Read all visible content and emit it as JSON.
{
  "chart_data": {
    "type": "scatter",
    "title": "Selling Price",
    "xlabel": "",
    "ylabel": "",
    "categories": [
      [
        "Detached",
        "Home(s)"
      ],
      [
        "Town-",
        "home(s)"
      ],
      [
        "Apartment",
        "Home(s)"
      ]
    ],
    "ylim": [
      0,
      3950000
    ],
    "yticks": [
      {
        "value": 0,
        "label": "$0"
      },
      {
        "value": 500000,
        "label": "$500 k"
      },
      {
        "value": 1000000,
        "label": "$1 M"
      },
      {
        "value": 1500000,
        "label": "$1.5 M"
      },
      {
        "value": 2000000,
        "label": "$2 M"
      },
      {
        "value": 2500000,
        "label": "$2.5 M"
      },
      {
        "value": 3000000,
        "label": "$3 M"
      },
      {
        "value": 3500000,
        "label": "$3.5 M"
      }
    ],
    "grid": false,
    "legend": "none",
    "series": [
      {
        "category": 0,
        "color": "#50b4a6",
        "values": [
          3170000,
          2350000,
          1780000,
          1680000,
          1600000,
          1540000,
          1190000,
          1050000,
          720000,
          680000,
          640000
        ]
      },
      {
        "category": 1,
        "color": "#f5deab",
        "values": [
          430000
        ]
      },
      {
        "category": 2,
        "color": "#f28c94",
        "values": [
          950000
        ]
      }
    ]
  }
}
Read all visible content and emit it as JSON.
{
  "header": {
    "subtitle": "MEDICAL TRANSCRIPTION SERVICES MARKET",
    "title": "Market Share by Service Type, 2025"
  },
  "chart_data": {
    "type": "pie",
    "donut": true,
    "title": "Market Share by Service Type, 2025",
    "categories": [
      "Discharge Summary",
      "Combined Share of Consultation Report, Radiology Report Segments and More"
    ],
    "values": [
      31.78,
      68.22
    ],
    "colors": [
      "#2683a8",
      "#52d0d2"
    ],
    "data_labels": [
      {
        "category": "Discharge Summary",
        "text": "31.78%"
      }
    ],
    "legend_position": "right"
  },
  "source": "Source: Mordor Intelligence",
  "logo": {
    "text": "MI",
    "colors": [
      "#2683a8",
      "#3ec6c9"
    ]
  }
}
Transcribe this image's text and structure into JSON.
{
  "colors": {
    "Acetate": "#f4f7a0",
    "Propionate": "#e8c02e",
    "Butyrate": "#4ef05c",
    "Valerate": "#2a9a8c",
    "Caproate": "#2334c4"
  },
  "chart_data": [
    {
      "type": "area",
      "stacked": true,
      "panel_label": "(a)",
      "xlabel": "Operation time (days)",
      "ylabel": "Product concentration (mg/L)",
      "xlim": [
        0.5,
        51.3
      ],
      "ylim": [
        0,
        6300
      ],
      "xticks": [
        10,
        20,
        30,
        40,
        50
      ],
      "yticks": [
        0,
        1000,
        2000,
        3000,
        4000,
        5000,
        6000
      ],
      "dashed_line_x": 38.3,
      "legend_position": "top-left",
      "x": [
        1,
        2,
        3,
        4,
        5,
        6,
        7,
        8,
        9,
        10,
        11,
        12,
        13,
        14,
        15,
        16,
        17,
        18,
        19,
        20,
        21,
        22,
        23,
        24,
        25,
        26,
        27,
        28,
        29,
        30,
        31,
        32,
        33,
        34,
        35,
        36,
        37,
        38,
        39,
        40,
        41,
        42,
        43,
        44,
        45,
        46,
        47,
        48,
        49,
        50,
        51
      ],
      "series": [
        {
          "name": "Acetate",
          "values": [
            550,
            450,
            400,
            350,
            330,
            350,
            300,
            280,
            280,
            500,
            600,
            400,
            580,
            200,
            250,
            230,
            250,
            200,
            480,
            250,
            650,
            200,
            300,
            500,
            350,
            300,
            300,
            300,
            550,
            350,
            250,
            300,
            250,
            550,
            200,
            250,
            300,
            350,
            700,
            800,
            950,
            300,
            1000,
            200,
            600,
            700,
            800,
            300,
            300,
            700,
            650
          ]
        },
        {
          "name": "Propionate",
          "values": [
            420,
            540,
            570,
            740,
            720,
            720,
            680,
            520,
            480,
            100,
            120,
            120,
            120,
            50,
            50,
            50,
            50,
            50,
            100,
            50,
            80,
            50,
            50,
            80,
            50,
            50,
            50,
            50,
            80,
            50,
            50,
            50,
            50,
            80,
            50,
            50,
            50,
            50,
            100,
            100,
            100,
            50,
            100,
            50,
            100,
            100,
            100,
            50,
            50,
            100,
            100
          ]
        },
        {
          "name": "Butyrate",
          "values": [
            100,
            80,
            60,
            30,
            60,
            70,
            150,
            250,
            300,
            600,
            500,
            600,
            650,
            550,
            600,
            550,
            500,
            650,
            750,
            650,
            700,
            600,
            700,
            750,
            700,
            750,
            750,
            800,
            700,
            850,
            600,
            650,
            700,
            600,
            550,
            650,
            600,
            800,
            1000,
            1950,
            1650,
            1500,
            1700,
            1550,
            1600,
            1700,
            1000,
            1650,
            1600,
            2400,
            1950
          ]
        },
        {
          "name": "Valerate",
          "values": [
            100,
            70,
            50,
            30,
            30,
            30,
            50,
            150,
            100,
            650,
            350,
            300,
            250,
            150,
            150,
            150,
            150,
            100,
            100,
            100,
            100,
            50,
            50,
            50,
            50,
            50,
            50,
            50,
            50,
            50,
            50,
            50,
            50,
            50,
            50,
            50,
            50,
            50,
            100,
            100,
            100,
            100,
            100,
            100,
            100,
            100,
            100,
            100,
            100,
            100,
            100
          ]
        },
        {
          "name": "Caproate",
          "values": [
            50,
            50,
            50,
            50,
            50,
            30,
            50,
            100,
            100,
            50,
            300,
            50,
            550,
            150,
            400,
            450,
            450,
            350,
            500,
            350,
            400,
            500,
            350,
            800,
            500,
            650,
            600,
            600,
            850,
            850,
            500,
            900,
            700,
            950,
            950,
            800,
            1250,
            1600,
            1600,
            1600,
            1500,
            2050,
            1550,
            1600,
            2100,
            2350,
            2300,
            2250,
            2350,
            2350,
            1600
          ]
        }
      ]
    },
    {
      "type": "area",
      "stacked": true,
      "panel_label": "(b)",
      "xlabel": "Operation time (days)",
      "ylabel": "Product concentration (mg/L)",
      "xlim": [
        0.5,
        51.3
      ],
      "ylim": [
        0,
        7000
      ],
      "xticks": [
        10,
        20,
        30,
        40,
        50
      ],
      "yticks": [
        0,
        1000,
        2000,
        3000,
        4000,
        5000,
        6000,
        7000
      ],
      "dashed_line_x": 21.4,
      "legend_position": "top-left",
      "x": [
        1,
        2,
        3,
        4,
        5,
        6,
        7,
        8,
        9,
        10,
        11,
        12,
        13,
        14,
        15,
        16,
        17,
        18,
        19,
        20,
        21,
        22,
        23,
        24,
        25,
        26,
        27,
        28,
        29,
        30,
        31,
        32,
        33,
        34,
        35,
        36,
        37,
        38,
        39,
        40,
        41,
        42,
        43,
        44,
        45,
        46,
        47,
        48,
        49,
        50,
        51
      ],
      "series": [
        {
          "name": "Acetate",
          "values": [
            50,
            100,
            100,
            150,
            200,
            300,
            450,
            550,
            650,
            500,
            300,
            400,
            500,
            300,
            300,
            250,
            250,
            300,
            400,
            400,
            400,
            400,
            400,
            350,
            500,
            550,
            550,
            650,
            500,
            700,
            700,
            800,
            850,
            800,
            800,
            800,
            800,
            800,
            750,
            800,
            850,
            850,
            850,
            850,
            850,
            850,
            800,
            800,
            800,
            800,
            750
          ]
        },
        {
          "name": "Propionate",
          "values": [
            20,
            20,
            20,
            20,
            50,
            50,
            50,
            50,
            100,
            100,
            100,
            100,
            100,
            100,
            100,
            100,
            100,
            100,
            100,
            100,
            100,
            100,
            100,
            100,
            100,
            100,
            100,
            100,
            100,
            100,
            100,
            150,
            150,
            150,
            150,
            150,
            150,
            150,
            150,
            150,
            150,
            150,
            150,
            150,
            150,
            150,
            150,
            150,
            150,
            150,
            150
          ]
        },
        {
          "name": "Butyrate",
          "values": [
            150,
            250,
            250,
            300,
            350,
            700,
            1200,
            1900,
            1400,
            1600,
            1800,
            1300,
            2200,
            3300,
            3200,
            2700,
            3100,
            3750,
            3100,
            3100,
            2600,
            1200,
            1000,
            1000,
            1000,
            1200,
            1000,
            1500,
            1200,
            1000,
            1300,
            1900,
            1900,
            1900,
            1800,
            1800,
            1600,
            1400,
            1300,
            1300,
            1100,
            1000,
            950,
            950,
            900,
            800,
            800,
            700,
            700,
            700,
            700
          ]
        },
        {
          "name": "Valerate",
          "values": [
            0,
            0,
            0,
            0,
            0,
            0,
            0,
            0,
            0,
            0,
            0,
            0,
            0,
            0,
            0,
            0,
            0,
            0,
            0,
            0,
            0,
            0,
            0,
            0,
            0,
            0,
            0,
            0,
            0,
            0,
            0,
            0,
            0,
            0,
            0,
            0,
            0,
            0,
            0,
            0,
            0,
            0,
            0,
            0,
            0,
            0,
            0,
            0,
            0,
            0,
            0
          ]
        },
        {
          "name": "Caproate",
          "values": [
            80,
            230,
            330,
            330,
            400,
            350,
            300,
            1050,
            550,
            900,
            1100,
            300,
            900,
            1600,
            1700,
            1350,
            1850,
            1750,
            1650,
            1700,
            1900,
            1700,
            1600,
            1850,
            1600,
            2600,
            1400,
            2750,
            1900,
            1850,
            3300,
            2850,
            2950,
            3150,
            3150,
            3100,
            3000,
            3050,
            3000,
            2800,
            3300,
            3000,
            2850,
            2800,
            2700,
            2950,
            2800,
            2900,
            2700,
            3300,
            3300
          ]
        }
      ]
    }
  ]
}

==================================================

§ **Written instruction**
Give the number of lines in the listing above that contain "Share", and nothing else.

§ **Response to the exercise**
3